Source document
Prize Pig ‘The Line’
Single/24th July 2020

The debut release from a new DIY bedroom pop prince in town, the wonderfully named Prize Pig; and what a lovely pop song it is to stomping drum machine a reverb guitar and a melody Andy Partridge would be proud of, and would fit on nicely on one of his Fuzzy Warbles albums. Yes it is that good, bathed in old English Pasture pop charm; certainly one to watch.
Tiger Mimic ‘Where The Fire Used to Be’
Single/14th August 2020

Tiger Mimic describe themselves as a band to watch and who on earth am I to disagree with such a statement. There is nothing wrong with being confident in your own music or otherwise what would be the point of making it. And I quite like this as it slightly has a strange amateur dramatics vocal quality about it, which you don’t normally hear in guitar indie rock. It also stops and breaks off into a “Be My baby” drum beat midway through, which is always an egg in my basket. I expect this to get lots of plays on radio x (but don’t let that put you off).
Nicky William ‘I Fell In Love With Her’
Single/Now

This is heartbreakingly beautiful, a song steeped in the romance and hurt that love inspires, a song that brings to mind the many fine moments of Smog and Lee Hazlewood, one that inspires a dark melancholy to fill the room, one that swirls with the mists of regret stumbling through the corridors of yearning and solitude and the loneliness of being in love with the prettiest girl you have ever seen but knowing every other fool also wants her, and all that captured in the magic of a three minute song: the true magic of music.

Listed entries
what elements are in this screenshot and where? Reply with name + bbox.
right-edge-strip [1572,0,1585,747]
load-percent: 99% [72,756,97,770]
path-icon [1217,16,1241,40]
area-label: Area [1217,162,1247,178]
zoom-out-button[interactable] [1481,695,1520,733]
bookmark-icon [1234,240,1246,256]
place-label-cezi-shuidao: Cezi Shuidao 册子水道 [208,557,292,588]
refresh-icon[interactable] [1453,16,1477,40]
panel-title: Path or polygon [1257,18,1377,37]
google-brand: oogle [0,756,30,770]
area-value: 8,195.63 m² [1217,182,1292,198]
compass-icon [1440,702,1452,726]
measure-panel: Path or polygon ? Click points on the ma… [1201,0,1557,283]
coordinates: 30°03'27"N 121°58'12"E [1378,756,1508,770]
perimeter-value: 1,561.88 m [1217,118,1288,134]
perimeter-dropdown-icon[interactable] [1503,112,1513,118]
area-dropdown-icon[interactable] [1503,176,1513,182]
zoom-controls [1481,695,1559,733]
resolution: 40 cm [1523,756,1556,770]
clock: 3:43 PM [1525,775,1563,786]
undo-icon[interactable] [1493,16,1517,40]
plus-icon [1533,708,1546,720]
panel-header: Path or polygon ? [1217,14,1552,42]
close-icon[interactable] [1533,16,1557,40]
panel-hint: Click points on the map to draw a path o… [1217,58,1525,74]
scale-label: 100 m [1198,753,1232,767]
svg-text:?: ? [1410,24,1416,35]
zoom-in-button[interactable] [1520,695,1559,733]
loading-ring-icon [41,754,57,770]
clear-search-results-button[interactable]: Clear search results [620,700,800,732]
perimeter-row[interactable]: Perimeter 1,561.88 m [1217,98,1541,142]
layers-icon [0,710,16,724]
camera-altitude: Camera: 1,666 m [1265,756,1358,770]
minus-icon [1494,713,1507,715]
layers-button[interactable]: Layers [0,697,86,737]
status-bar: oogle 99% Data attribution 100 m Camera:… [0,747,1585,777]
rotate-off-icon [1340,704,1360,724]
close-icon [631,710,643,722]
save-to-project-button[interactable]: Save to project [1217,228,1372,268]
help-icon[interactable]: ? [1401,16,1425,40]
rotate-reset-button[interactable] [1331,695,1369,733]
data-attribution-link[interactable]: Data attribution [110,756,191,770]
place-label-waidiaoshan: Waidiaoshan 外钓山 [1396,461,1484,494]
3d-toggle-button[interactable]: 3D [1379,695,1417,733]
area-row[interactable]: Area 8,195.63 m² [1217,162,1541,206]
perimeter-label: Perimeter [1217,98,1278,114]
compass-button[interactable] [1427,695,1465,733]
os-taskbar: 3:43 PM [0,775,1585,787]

Your instructions
Update the passage of the music reviews starting at "Nicky William ‘I" and ending at "magic of music." by replacing "melancholy" with "sadness".

Result below
Nicky William ‘I Fell In Love With Her’
Single/Now

This is heartbreakingly beautiful, a song steeped in the romance and hurt that love inspires, a song that brings to mind the many fine moments of Smog and Lee Hazlewood, one that inspires a dark sadness to fill the room, one that swirls with the mists of regret stumbling through the corridors of yearning and solitude and the loneliness of being in love with the prettiest girl you have ever seen but knowing every other fool also wants her, and all that captured in the magic of a three minute song: the true magic of music.